▸ **GIVEN REQUEST**
Can you reproduce, word for word, the passage of the forum thread on photography pricing below that runs from "Anyway, I really" up to and including "archival paper etc.."?

▸ **DOCUMENT SEGMENT**

- - - -

# Now that everyone thinks the're a photog with an iphone, I need advice... on pricing



## julie32 (Feb 10, 2012)

Good Morning from NYC,

If someone wants photography of their family but cant afford my prices (which are not exhorbitant) I ask them how much they would like to pay and then I decide if I can do it. Most of the time I will.
Anyway, I really need some of your expert advice on pricing. I did a shoot with a family last week, I was running a sale and the sitting fee was $89.99. Regardless of your opinion of that, if a client wants to purchase a CD with all of the images that I've done a basic edit on (fly away hairs, weird shadow etc) about 50-75 images, my price is $225. If they want individual photos professional printed and or framed I do that as well, price is then contingent on size.  Naturally I'd like to make as much money as I can for my work, so I want them to buy individual photos. But now that everyone has a little photo printer or goes to kodak or shutterfly.com they feel they can buy the disc and then upload and print.
I have told them that the quality of those photo houses are not the quality of my printer here in ny if they want exceptional prints on archival paper etc..

How do you combat this? Should I increase my CD cost considerably?  Just want to know any ideas you guys have out there, what you do....

- - - -

▸ **INFORMATION PROVIDED**
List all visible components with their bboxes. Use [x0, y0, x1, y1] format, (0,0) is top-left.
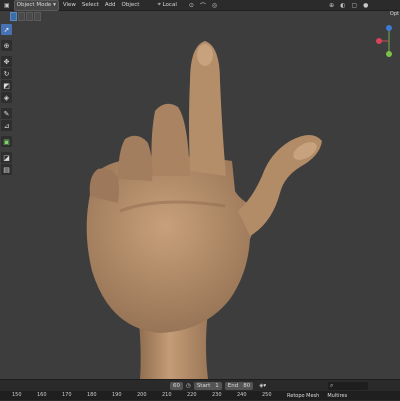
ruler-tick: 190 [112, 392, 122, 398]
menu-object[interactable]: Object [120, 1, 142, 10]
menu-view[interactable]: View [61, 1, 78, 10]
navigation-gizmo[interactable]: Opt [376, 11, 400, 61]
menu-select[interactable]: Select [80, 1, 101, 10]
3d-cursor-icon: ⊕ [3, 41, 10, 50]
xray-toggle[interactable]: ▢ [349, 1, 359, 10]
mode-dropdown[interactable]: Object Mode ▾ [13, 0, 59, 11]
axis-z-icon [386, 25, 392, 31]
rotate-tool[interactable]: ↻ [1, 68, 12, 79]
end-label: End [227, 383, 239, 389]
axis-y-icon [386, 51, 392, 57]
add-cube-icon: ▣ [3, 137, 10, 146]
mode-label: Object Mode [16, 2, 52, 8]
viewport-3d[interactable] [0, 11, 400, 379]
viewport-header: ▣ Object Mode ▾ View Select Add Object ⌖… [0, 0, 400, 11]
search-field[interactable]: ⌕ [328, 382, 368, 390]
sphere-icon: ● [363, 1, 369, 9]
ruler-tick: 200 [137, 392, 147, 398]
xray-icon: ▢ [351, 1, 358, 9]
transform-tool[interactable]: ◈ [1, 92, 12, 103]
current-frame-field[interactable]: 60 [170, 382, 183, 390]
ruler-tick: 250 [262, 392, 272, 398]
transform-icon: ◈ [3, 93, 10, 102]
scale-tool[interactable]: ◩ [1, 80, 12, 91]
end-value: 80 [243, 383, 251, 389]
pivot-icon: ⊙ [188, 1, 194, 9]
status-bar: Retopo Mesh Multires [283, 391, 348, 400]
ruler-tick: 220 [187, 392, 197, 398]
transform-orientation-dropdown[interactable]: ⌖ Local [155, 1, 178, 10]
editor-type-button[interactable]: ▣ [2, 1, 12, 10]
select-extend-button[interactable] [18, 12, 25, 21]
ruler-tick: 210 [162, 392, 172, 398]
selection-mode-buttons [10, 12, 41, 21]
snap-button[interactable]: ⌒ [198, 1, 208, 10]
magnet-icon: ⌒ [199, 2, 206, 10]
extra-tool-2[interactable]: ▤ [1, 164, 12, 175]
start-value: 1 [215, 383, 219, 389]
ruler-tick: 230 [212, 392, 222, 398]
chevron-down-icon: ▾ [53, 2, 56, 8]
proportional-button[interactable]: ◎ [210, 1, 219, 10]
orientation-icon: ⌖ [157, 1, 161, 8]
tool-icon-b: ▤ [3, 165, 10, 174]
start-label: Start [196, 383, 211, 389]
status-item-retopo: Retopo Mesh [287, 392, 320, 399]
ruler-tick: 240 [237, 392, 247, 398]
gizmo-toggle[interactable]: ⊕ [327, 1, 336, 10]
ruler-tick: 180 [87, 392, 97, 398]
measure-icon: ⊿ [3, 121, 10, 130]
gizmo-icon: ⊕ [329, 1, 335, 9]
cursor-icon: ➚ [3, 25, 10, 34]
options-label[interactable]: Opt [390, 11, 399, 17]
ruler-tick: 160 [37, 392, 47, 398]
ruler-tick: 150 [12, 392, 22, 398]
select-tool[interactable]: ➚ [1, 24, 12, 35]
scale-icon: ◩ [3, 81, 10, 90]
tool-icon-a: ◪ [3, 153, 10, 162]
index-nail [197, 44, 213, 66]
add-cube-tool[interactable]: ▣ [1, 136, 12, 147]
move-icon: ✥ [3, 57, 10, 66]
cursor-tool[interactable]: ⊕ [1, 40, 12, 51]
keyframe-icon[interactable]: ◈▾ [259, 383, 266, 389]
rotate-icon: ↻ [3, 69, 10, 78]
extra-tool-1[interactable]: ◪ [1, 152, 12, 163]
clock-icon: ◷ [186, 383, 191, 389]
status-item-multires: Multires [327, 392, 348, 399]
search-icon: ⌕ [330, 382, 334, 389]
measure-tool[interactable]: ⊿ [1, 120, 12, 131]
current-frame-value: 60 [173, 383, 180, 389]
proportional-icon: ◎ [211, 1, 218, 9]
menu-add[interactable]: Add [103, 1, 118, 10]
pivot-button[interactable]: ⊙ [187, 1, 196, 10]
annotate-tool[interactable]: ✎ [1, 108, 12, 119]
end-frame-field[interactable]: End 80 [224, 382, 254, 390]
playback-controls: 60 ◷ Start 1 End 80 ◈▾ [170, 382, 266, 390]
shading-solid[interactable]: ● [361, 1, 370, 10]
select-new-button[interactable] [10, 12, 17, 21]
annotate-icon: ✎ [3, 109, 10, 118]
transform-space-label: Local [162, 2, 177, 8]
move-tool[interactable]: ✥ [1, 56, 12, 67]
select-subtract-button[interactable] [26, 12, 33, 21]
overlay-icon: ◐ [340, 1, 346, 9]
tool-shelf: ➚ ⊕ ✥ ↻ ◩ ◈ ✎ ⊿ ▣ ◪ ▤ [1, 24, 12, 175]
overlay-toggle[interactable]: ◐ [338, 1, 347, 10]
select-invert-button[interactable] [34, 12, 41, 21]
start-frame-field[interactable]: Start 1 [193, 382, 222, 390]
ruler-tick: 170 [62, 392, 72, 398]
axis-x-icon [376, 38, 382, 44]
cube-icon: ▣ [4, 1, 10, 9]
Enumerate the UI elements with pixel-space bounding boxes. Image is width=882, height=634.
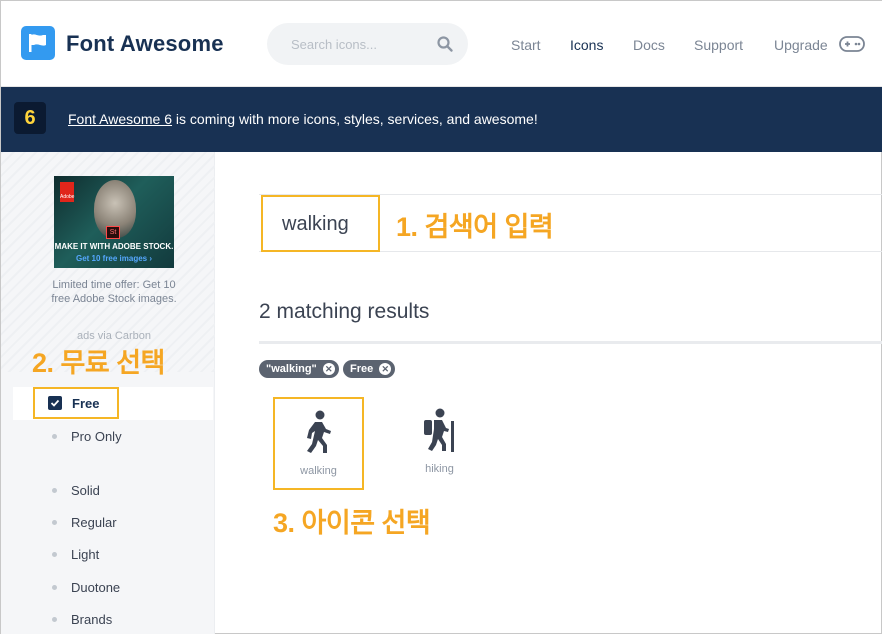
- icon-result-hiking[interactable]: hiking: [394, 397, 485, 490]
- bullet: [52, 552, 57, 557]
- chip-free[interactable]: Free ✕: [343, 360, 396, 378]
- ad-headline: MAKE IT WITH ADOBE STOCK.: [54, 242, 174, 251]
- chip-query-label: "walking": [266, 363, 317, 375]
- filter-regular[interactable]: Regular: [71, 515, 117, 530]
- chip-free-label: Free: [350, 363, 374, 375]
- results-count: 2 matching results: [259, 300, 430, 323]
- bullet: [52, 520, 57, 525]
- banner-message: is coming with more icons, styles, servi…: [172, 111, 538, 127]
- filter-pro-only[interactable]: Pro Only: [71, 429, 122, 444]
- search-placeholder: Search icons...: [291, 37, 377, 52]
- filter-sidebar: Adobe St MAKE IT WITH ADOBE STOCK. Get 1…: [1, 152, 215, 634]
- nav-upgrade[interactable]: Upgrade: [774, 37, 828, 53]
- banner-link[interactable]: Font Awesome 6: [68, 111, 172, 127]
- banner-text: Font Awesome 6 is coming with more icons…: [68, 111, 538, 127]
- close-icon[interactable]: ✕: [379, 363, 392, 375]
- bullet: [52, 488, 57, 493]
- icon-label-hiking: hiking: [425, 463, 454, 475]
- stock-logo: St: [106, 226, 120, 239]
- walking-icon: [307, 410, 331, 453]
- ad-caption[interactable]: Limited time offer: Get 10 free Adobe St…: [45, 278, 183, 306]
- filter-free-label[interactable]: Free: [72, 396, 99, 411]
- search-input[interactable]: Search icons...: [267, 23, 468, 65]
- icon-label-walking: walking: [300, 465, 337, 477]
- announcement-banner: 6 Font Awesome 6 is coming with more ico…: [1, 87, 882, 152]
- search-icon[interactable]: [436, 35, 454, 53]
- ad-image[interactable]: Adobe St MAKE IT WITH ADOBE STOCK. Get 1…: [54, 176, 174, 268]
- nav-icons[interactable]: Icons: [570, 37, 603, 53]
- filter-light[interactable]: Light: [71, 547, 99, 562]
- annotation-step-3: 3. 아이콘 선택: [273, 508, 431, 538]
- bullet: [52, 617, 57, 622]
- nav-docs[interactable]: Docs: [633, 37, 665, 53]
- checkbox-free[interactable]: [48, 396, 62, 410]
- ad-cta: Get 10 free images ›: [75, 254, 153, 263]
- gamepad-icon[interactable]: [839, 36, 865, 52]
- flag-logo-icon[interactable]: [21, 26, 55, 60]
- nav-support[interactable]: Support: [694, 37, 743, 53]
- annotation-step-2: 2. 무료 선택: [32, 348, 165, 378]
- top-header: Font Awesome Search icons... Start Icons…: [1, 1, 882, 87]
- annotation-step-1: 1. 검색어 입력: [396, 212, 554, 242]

- - - -

▸ **CORRECT RESULT**
Anyway, I really need some of your expert advice on pricing. I did a shoot with a family last week, I was running a sale and the sitting fee was $89.99. Regardless of your opinion of that, if a client wants to purchase a CD with all of the images that I've done a basic edit on (fly away hairs, weird shadow etc) about 50-75 images, my price is $225. If they want individual photos professional printed and or framed I do that as well, price is then contingent on size.  Naturally I'd like to make as much money as I can for my work, so I want them to buy individual photos. But now that everyone has a little photo printer or goes to kodak or shutterfly.com they feel they can buy the disc and then upload and print.
I have told them that the quality of those photo houses are not the quality of my printer here in ny if they want exceptional prints on archival paper etc..